WRITTEN REQUEST: Continue the map caption on the Battle of Bannockburn, picking up right after its final sentence.

DOCUMENT PASSAGE:

Map 5.4 The Battle of Bannockburn, 1314. (a) Phase I: Preparing to meet Edward II’s English invaders, King Robert deploys his heavy infantry in three schiltrons and his horse as a reserve (1). Edward’s army crosses the Bannockburn (2) and must pick its way through a marshy area dotted with pools of water (3) before it can deploy to face the Scottish forces on the hillside. (b) Phase II: Robert reconsiders his battle plan and decides to attack the still-deploying English. The Scottish schiltrons slowly advance down the hillside towards Edward’s position (1). One group of English cavalry charges the oncoming pikemen (2) and the two forces collide, splintering lance and pike, but the infantry continue their inexorable approach. Edward dispatches his archers around the Scottish left flank (3) in an attempt to check the enemy. (c) Phase III: Recognizing the threat to his flank, Robert orders his cavalry reserve to charge the English archers (1) who are quickly dispersed (2). The schiltrons press forward and the English cavalry begin to slowly give ground, unable to shake Robert’s infantrymen. (d) Phase IV: Confronted by the slowly moving walls of bristling pikes, the English cavalry is pressed to the rear (1), but their withdrawal is hampered by their own infantry (2) who are unable to retire quickly because of the marshy pools along the Bannockburn. The English formations rapidly lose cohesion because of the terrain and the crushing weight of the Scottish infantry. (e) Phase V: Although the front ranks of Robert’s schiltrons are thinned by the desperate English cavalry, the Scottish formations cannot be checked, pressing the invaders deeper into the swamp (1). The English army finally breaks and attempts to flee the field (2), but many are cut down or drowned in the attempt, though Edward manages to escape (3).

INFORMATION GIVEN:
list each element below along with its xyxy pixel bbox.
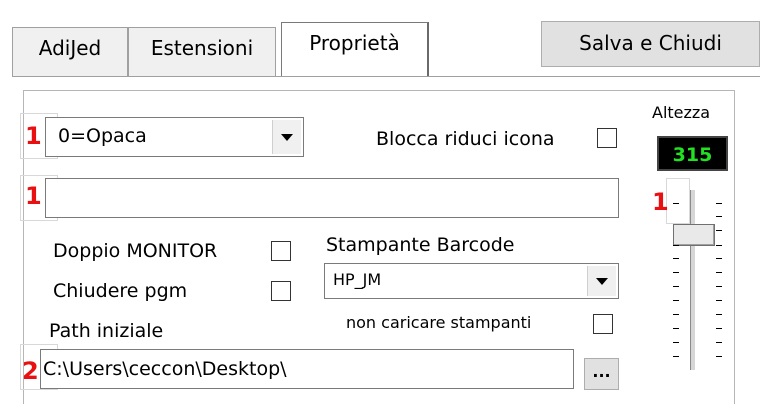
slider-tick	[716, 272, 722, 273]
opacity-select[interactable]: 0=Opaca	[45, 117, 304, 157]
save-and-close-label: Salva e Chiudi	[579, 31, 722, 55]
generic-text-field[interactable]	[45, 178, 619, 218]
tab-proprieta-label: Proprietà	[309, 31, 400, 55]
slider-tick	[716, 258, 722, 259]
slider-tick	[673, 342, 679, 343]
slider-tick	[716, 245, 722, 246]
marker-number-2: 1	[25, 182, 42, 210]
marker-number-3: 1	[652, 188, 669, 216]
slider-tick	[716, 300, 722, 301]
chiudere-pgm-label: Chiudere pgm	[53, 280, 188, 302]
browse-button[interactable]: ...	[584, 358, 619, 390]
altezza-slider-track[interactable]	[690, 190, 696, 370]
path-iniziale-input[interactable]: C:\Users\ceccon\Desktop\	[40, 349, 574, 389]
chevron-down-icon[interactable]	[587, 266, 616, 296]
slider-tick	[673, 258, 679, 259]
opacity-select-value: 0=Opaca	[58, 125, 147, 147]
non-caricare-stampanti-checkbox[interactable]	[593, 314, 613, 334]
slider-tick	[716, 314, 722, 315]
altezza-slider-thumb[interactable]	[673, 224, 715, 246]
slider-tick	[673, 272, 679, 273]
slider-tick	[673, 286, 679, 287]
non-caricare-stampanti-label: non caricare stampanti	[346, 313, 532, 332]
tab-adijed[interactable]: AdiJed	[12, 27, 128, 76]
slider-tick	[673, 300, 679, 301]
altezza-label: Altezza	[652, 103, 711, 122]
slider-tick	[716, 203, 722, 204]
altezza-value-display: 315	[657, 136, 728, 171]
slider-tick	[673, 356, 679, 357]
blocca-riduci-icona-checkbox[interactable]	[597, 128, 617, 148]
doppio-monitor-checkbox[interactable]	[271, 241, 291, 261]
save-and-close-button[interactable]: Salva e Chiudi	[541, 21, 760, 67]
slider-tick	[716, 216, 722, 217]
tab-estensioni-label: Estensioni	[150, 36, 254, 60]
path-iniziale-label: Path iniziale	[49, 320, 164, 342]
marker-number-1: 1	[25, 122, 42, 150]
tab-proprieta[interactable]: Proprietà	[281, 22, 429, 77]
slider-tick	[716, 328, 722, 329]
slider-tick	[673, 328, 679, 329]
slider-tick	[673, 245, 679, 246]
slider-tick	[716, 342, 722, 343]
tab-estensioni[interactable]: Estensioni	[128, 27, 276, 76]
doppio-monitor-label: Doppio MONITOR	[53, 240, 218, 262]
tab-adijed-label: AdiJed	[38, 36, 102, 60]
slider-tick	[673, 203, 679, 204]
tab-strip-divider	[12, 76, 760, 77]
stampante-barcode-select[interactable]: HP_JM	[324, 263, 619, 299]
browse-button-label: ...	[592, 362, 611, 381]
blocca-riduci-icona-label: Blocca riduci icona	[376, 128, 555, 150]
marker-number-4: 2	[22, 357, 39, 385]
marker-box-3	[666, 178, 690, 224]
stampante-barcode-label: Stampante Barcode	[326, 234, 515, 256]
slider-tick	[716, 286, 722, 287]
slider-tick	[673, 314, 679, 315]
slider-tick	[716, 230, 722, 231]
stampante-barcode-select-value: HP_JM	[333, 270, 382, 289]
chevron-down-icon[interactable]	[272, 120, 301, 154]
slider-tick	[716, 356, 722, 357]
chiudere-pgm-checkbox[interactable]	[271, 281, 291, 301]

RESPONSE:
The battle of Bannockburn is unusual in the annals of medieval western European warfare in that cavalry served as a subordinate arm to heavy infantry. By dispersing the English light infantry and removing the very real threat of a rain of wooden shafts, the Scottish heavy cavalry allowed their pikemen to successfully move against the English lancers. At Bannockburn, the English erred by placing themselves between a determined enemy and dangerous terrain, presenting the Bruce with an opportunity to change the tenor of the battle with an offensive charge. But in the next major battle it was the Scots that suffered from overconfidence and a refinement in English tactics.
In 1333 Edward II’s son and heir, the brilliant young King Edward III (r. 1327–1377), took advantage of a civil war in Scotland and laid siege to Berwick. On 19 July a Scottish relief army of perhaps 14,600 men encountered the twenty-year-old English monarch’s army of 10,000 troops besieging the castle at Berwick. The Scots, under the command of Lord Archibald Douglas, the regent for young King David II, seized the nearby high ground at Halidon Hill.
Aware of the numerical superiority and superior position of his foe, Edward III positioned his troops across from Halidon Hill on flat ground in a concave formation, placing his heavy infantry in the centre, and his light infantry longbowmen on the left and right flanks and in the gaps between his infantrymen (Map 5.5(a)). He then dismounted his knights ‘against the ancient tradition of their fathers’ to reinforce his infantry, creating for the first time what would be called the English defensive tactical system, a combined-arms formation that mated the superior defensive capabilities of heavy infantry with the powerful offensive potential of light infantry archers.
The Scots, emboldened by their earlier success at Bannockburn and recognizing that Berwick could not be relieved until the English were defeated in open battle, took the offensive and marched down Halidon Hill toward the English formation (Map 5.5(b)). As the Scots descended the hill, Edward ordered his archers to fire on the massed Scottish infantry, creating disorder in their ranks and aiding in their slaughter (Map 5.5(c) and (d)). The Lanercost chronicler writes: ‘Now the Scots approaching in the first division were so grievously wounded in the face and blinded by the host of English archery … that they were helpless, and quickly began to turn away their faces from the arrow flights and to fall.’ Still, many of the Scottish infantry reached the English lines, where fierce hand-to-hand combat ensued, but in the end, the Scots were unable to break the English line (Map 5.5(e)). As the battle continued, more Scots pressed from below, only to be targeted by Edward’s longbowmen. Finally, the Scottish infantry routed and Edward ordered his knights to remount and pursue the fleeing troops as far as 8 miles (Map 5.5(f)). Perhaps as many as 10,000 Scotsmen lost their lives at Halidon Hill, including the general in charge and regent, Archibald Douglas. English casualties were paltry in comparison, estimated at under twenty men, including only one knight and one man-at-arms.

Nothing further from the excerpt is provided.